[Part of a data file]
-=-=-=-=-

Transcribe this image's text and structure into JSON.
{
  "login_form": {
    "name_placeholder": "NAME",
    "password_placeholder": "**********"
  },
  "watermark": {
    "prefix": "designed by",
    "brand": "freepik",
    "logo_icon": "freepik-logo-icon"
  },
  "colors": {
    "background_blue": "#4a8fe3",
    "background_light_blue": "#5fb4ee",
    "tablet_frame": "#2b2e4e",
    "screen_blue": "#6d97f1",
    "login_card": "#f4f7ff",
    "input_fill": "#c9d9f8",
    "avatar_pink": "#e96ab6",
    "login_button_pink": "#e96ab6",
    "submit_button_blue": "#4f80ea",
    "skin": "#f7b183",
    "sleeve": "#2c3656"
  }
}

-=-=-=-=-

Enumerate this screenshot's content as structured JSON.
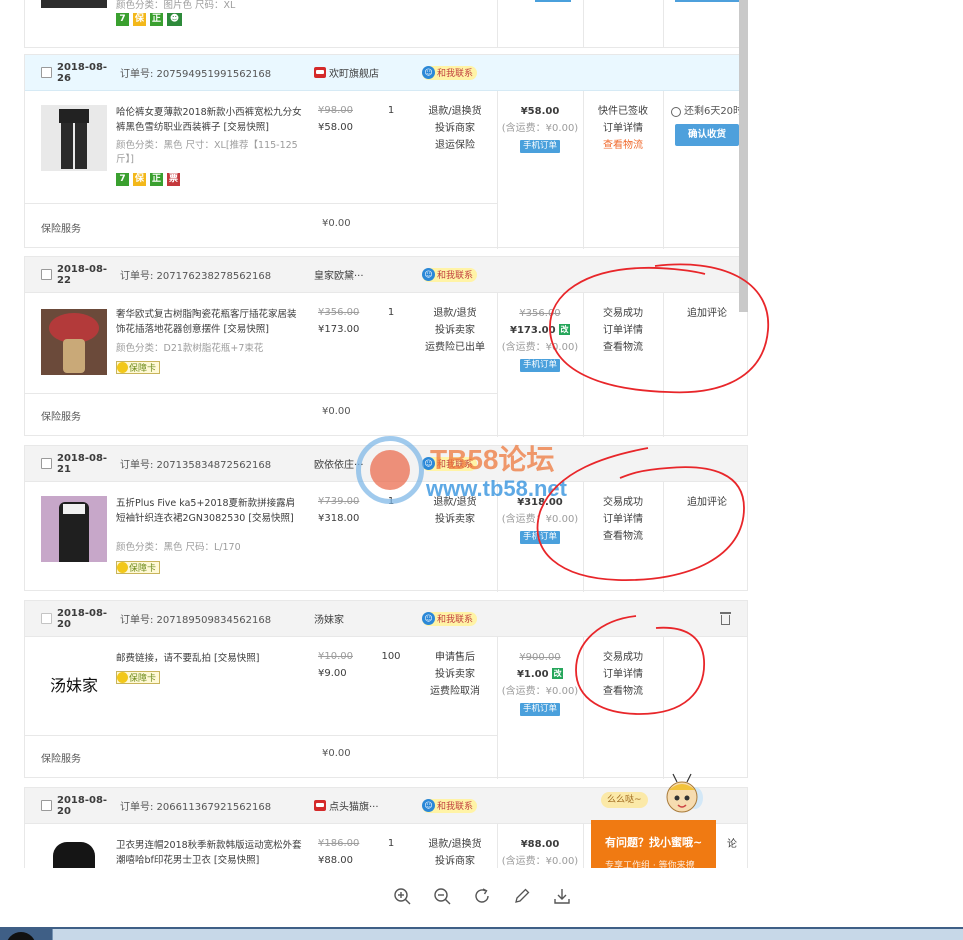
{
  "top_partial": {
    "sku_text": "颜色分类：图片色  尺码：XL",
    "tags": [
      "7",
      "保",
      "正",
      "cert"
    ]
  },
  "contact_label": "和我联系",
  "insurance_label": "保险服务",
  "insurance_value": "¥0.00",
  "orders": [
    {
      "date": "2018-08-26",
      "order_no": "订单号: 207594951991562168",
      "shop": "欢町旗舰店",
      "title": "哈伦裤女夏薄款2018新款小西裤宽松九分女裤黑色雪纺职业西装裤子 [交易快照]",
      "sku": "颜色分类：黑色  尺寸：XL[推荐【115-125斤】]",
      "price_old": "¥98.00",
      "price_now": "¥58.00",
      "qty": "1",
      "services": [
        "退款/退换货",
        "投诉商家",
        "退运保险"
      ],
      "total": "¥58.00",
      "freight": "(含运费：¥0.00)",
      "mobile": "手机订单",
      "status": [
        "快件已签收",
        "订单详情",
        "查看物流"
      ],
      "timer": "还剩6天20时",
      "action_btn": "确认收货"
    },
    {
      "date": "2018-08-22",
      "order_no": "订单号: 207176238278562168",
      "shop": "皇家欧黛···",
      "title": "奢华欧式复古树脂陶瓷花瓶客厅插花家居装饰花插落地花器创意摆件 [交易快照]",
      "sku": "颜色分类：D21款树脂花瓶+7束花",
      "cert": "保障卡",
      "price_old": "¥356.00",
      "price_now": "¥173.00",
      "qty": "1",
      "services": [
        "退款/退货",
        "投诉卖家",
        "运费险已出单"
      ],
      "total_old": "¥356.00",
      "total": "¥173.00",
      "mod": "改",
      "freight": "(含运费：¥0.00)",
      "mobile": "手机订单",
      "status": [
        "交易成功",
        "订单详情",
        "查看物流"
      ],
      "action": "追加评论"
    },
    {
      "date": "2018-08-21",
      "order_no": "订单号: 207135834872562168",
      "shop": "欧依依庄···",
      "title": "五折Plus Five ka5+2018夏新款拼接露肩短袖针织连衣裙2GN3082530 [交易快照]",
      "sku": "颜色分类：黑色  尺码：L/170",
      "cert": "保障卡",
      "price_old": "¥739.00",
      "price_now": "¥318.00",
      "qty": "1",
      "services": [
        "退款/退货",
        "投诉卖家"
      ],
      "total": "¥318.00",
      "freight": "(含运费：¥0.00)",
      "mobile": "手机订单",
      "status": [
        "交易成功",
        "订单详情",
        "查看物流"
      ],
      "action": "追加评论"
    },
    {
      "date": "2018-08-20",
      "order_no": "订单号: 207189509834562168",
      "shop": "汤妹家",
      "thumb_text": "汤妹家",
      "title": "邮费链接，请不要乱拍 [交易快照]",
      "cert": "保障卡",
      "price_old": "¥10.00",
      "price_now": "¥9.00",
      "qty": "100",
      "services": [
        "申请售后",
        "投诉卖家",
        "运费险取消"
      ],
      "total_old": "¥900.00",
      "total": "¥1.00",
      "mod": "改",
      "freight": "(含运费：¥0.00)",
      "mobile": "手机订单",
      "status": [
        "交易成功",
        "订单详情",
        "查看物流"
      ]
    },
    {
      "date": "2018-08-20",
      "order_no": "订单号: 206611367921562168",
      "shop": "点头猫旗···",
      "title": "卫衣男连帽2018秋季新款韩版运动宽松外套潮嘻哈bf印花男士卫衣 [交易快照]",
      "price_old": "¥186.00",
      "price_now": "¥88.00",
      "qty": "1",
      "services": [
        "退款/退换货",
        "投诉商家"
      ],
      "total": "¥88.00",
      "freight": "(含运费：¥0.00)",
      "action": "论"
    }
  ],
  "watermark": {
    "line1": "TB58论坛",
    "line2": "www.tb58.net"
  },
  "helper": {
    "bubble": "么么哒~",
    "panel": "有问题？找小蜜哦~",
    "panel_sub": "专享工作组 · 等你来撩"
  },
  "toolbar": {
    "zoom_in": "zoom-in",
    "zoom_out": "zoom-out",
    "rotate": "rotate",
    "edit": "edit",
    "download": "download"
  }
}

-=-=-=-=-

• [Aim] Copy every line from the records above that contains the word "this".

• [Solution below]
Transcribe this image's text and structure into JSON.
Enumerate this screenshot's content as structured JSON.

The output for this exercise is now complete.